- **Task directions**: Copy out the records in full, word for word, without pictures.

(Structured figure records)
- - - - -

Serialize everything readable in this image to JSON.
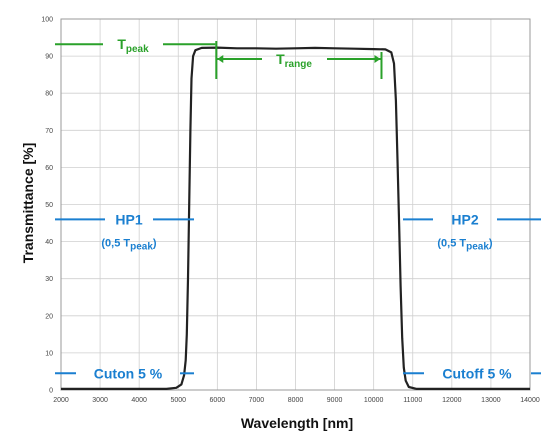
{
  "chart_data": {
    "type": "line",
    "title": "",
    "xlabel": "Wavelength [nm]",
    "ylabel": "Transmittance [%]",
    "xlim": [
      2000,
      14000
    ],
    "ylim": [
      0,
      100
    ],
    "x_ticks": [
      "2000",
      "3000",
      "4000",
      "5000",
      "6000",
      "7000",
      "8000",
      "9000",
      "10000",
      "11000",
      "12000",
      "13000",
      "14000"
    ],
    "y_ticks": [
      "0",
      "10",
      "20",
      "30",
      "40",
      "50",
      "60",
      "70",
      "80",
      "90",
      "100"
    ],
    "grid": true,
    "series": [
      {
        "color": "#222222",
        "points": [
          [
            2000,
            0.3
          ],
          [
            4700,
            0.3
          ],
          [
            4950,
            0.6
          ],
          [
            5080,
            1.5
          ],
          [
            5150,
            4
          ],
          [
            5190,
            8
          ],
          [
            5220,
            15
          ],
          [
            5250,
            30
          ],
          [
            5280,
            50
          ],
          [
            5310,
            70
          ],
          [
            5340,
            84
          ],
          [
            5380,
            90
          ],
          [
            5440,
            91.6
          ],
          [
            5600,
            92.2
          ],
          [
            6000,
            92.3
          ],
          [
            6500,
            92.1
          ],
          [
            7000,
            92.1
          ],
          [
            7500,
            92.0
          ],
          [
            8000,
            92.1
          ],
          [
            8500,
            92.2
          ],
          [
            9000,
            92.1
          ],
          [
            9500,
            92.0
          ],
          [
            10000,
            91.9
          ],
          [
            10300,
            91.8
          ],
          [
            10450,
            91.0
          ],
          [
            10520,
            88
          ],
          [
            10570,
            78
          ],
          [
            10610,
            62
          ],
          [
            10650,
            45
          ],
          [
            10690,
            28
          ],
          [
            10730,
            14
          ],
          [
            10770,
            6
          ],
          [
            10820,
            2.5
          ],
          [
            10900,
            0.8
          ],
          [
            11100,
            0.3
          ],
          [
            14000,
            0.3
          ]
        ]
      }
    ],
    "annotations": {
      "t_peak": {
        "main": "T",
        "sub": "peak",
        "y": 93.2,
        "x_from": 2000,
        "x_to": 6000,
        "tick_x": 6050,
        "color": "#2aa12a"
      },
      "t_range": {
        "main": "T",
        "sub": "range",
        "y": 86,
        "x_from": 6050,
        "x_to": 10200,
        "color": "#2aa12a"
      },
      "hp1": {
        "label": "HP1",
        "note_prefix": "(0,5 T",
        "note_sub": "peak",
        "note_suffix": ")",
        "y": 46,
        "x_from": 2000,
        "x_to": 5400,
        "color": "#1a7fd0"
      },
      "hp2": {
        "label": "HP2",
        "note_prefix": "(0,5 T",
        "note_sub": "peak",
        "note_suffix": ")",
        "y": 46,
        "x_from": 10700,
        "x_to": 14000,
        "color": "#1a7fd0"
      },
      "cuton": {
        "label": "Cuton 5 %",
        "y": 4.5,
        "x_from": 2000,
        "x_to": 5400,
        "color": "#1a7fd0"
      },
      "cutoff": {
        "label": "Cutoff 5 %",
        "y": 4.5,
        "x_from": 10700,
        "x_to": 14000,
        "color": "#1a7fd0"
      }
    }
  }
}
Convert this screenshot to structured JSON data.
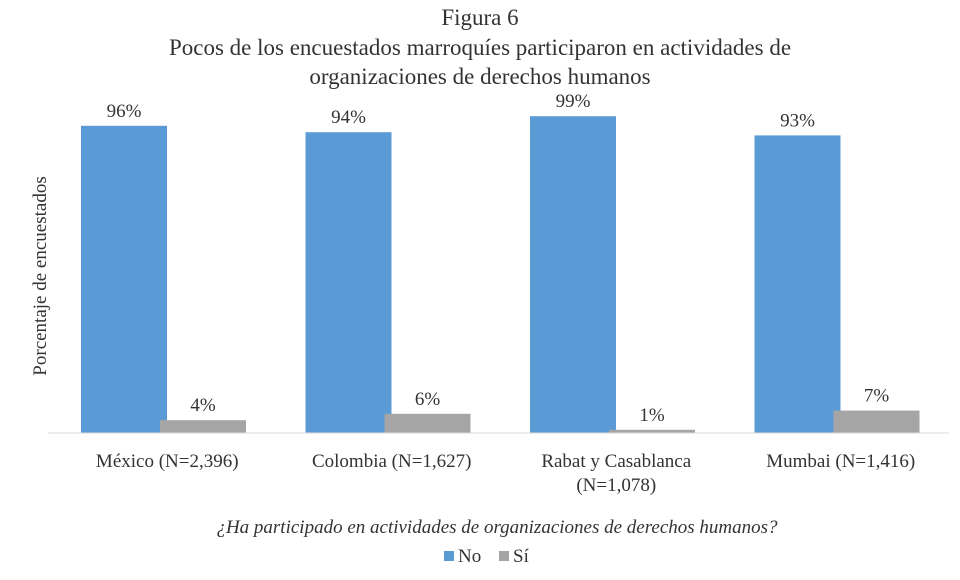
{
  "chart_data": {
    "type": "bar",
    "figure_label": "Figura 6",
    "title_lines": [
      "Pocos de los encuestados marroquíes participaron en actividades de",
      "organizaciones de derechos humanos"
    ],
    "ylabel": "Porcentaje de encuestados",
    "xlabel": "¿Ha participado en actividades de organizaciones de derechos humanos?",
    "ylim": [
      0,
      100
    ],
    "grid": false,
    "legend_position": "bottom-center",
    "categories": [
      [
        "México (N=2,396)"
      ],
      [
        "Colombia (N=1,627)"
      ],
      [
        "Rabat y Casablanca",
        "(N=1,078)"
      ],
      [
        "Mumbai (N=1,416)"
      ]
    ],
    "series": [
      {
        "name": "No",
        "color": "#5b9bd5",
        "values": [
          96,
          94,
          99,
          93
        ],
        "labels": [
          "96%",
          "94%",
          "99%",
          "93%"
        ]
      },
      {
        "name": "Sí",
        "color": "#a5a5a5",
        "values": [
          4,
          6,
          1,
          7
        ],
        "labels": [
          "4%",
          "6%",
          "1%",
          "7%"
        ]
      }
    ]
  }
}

- - - - -

- **Answer**:
Serialize everything readable in this image to JSON.
{
  "chart_data": {
    "type": "line",
    "title": "",
    "xlabel": "Wavelength [nm]",
    "ylabel": "Transmittance [%]",
    "xlim": [
      2000,
      14000
    ],
    "ylim": [
      0,
      100
    ],
    "x_ticks": [
      "2000",
      "3000",
      "4000",
      "5000",
      "6000",
      "7000",
      "8000",
      "9000",
      "10000",
      "11000",
      "12000",
      "13000",
      "14000"
    ],
    "y_ticks": [
      "0",
      "10",
      "20",
      "30",
      "40",
      "50",
      "60",
      "70",
      "80",
      "90",
      "100"
    ],
    "grid": true,
    "series": [
      {
        "color": "#222222",
        "points": [
          [
            2000,
            0.3
          ],
          [
            4700,
            0.3
          ],
          [
            4950,
            0.6
          ],
          [
            5080,
            1.5
          ],
          [
            5150,
            4
          ],
          [
            5190,
            8
          ],
          [
            5220,
            15
          ],
          [
            5250,
            30
          ],
          [
            5280,
            50
          ],
          [
            5310,
            70
          ],
          [
            5340,
            84
          ],
          [
            5380,
            90
          ],
          [
            5440,
            91.6
          ],
          [
            5600,
            92.2
          ],
          [
            6000,
            92.3
          ],
          [
            6500,
            92.1
          ],
          [
            7000,
            92.1
          ],
          [
            7500,
            92.0
          ],
          [
            8000,
            92.1
          ],
          [
            8500,
            92.2
          ],
          [
            9000,
            92.1
          ],
          [
            9500,
            92.0
          ],
          [
            10000,
            91.9
          ],
          [
            10300,
            91.8
          ],
          [
            10450,
            91.0
          ],
          [
            10520,
            88
          ],
          [
            10570,
            78
          ],
          [
            10610,
            62
          ],
          [
            10650,
            45
          ],
          [
            10690,
            28
          ],
          [
            10730,
            14
          ],
          [
            10770,
            6
          ],
          [
            10820,
            2.5
          ],
          [
            10900,
            0.8
          ],
          [
            11100,
            0.3
          ],
          [
            14000,
            0.3
          ]
        ]
      }
    ],
    "annotations": {
      "t_peak": {
        "main": "T",
        "sub": "peak",
        "y": 93.2,
        "x_from": 2000,
        "x_to": 6000,
        "tick_x": 6050,
        "color": "#2aa12a"
      },
      "t_range": {
        "main": "T",
        "sub": "range",
        "y": 86,
        "x_from": 6050,
        "x_to": 10200,
        "color": "#2aa12a"
      },
      "hp1": {
        "label": "HP1",
        "note_prefix": "(0,5 T",
        "note_sub": "peak",
        "note_suffix": ")",
        "y": 46,
        "x_from": 2000,
        "x_to": 5400,
        "color": "#1a7fd0"
      },
      "hp2": {
        "label": "HP2",
        "note_prefix": "(0,5 T",
        "note_sub": "peak",
        "note_suffix": ")",
        "y": 46,
        "x_from": 10700,
        "x_to": 14000,
        "color": "#1a7fd0"
      },
      "cuton": {
        "label": "Cuton 5 %",
        "y": 4.5,
        "x_from": 2000,
        "x_to": 5400,
        "color": "#1a7fd0"
      },
      "cutoff": {
        "label": "Cutoff 5 %",
        "y": 4.5,
        "x_from": 10700,
        "x_to": 14000,
        "color": "#1a7fd0"
      }
    }
  }
}
Convert this screenshot to structured JSON data.
{
  "chart_data": {
    "type": "bar",
    "figure_label": "Figura 6",
    "title_lines": [
      "Pocos de los encuestados marroquíes participaron en actividades de",
      "organizaciones de derechos humanos"
    ],
    "ylabel": "Porcentaje de encuestados",
    "xlabel": "¿Ha participado en actividades de organizaciones de derechos humanos?",
    "ylim": [
      0,
      100
    ],
    "grid": false,
    "legend_position": "bottom-center",
    "categories": [
      [
        "México (N=2,396)"
      ],
      [
        "Colombia (N=1,627)"
      ],
      [
        "Rabat y Casablanca",
        "(N=1,078)"
      ],
      [
        "Mumbai (N=1,416)"
      ]
    ],
    "series": [
      {
        "name": "No",
        "color": "#5b9bd5",
        "values": [
          96,
          94,
          99,
          93
        ],
        "labels": [
          "96%",
          "94%",
          "99%",
          "93%"
        ]
      },
      {
        "name": "Sí",
        "color": "#a5a5a5",
        "values": [
          4,
          6,
          1,
          7
        ],
        "labels": [
          "4%",
          "6%",
          "1%",
          "7%"
        ]
      }
    ]
  }
}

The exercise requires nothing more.